### WHAT THE TASK ASKS
Retype the full set of records. Keep every character identical.

▽

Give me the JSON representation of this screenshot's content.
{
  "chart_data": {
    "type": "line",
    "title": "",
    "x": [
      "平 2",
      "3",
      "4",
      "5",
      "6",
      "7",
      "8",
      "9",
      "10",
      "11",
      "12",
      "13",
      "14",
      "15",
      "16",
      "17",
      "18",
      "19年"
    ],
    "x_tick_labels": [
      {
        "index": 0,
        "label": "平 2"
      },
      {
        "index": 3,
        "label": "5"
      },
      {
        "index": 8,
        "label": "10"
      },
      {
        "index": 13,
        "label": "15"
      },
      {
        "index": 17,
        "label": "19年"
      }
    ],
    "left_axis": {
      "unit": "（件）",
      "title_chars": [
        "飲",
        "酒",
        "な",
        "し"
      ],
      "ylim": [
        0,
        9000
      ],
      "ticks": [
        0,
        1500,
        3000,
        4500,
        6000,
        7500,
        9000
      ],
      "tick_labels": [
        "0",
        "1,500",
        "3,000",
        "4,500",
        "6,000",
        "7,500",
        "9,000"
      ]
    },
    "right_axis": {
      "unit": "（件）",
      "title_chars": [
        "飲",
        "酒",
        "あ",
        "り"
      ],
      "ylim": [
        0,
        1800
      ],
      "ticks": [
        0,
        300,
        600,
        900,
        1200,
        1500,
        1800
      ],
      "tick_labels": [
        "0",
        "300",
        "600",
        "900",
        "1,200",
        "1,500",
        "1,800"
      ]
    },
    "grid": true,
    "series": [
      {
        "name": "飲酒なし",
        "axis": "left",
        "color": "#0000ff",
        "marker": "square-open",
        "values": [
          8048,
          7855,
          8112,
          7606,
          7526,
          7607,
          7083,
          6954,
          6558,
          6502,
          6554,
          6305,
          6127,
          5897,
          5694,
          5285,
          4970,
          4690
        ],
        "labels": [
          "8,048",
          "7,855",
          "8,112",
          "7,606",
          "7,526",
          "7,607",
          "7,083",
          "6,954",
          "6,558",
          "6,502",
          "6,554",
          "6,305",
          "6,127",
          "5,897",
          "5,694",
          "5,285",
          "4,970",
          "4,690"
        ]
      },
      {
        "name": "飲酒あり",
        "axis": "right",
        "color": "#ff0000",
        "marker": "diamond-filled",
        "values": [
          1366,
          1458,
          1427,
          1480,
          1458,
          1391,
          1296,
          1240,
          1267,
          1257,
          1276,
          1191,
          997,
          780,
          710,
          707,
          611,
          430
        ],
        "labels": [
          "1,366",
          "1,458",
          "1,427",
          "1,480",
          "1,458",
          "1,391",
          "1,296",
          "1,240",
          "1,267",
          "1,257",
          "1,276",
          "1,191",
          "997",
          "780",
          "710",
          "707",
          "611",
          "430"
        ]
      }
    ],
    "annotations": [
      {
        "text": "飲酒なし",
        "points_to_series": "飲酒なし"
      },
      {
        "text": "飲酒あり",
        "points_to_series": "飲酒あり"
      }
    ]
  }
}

△

### RESPONSE
Give me the JSON representation of this screenshot's content.
{
  "chart_data": {
    "type": "line",
    "title": "",
    "x": [
      "平 2",
      "3",
      "4",
      "5",
      "6",
      "7",
      "8",
      "9",
      "10",
      "11",
      "12",
      "13",
      "14",
      "15",
      "16",
      "17",
      "18",
      "19年"
    ],
    "x_tick_labels": [
      {
        "index": 0,
        "label": "平 2"
      },
      {
        "index": 3,
        "label": "5"
      },
      {
        "index": 8,
        "label": "10"
      },
      {
        "index": 13,
        "label": "15"
      },
      {
        "index": 17,
        "label": "19年"
      }
    ],
    "left_axis": {
      "unit": "（件）",
      "title_chars": [
        "飲",
        "酒",
        "な",
        "し"
      ],
      "ylim": [
        0,
        9000
      ],
      "ticks": [
        0,
        1500,
        3000,
        4500,
        6000,
        7500,
        9000
      ],
      "tick_labels": [
        "0",
        "1,500",
        "3,000",
        "4,500",
        "6,000",
        "7,500",
        "9,000"
      ]
    },
    "right_axis": {
      "unit": "（件）",
      "title_chars": [
        "飲",
        "酒",
        "あ",
        "り"
      ],
      "ylim": [
        0,
        1800
      ],
      "ticks": [
        0,
        300,
        600,
        900,
        1200,
        1500,
        1800
      ],
      "tick_labels": [
        "0",
        "300",
        "600",
        "900",
        "1,200",
        "1,500",
        "1,800"
      ]
    },
    "grid": true,
    "series": [
      {
        "name": "飲酒なし",
        "axis": "left",
        "color": "#0000ff",
        "marker": "square-open",
        "values": [
          8048,
          7855,
          8112,
          7606,
          7526,
          7607,
          7083,
          6954,
          6558,
          6502,
          6554,
          6305,
          6127,
          5897,
          5694,
          5285,
          4970,
          4690
        ],
        "labels": [
          "8,048",
          "7,855",
          "8,112",
          "7,606",
          "7,526",
          "7,607",
          "7,083",
          "6,954",
          "6,558",
          "6,502",
          "6,554",
          "6,305",
          "6,127",
          "5,897",
          "5,694",
          "5,285",
          "4,970",
          "4,690"
        ]
      },
      {
        "name": "飲酒あり",
        "axis": "right",
        "color": "#ff0000",
        "marker": "diamond-filled",
        "values": [
          1366,
          1458,
          1427,
          1480,
          1458,
          1391,
          1296,
          1240,
          1267,
          1257,
          1276,
          1191,
          997,
          780,
          710,
          707,
          611,
          430
        ],
        "labels": [
          "1,366",
          "1,458",
          "1,427",
          "1,480",
          "1,458",
          "1,391",
          "1,296",
          "1,240",
          "1,267",
          "1,257",
          "1,276",
          "1,191",
          "997",
          "780",
          "710",
          "707",
          "611",
          "430"
        ]
      }
    ],
    "annotations": [
      {
        "text": "飲酒なし",
        "points_to_series": "飲酒なし"
      },
      {
        "text": "飲酒あり",
        "points_to_series": "飲酒あり"
      }
    ]
  }
}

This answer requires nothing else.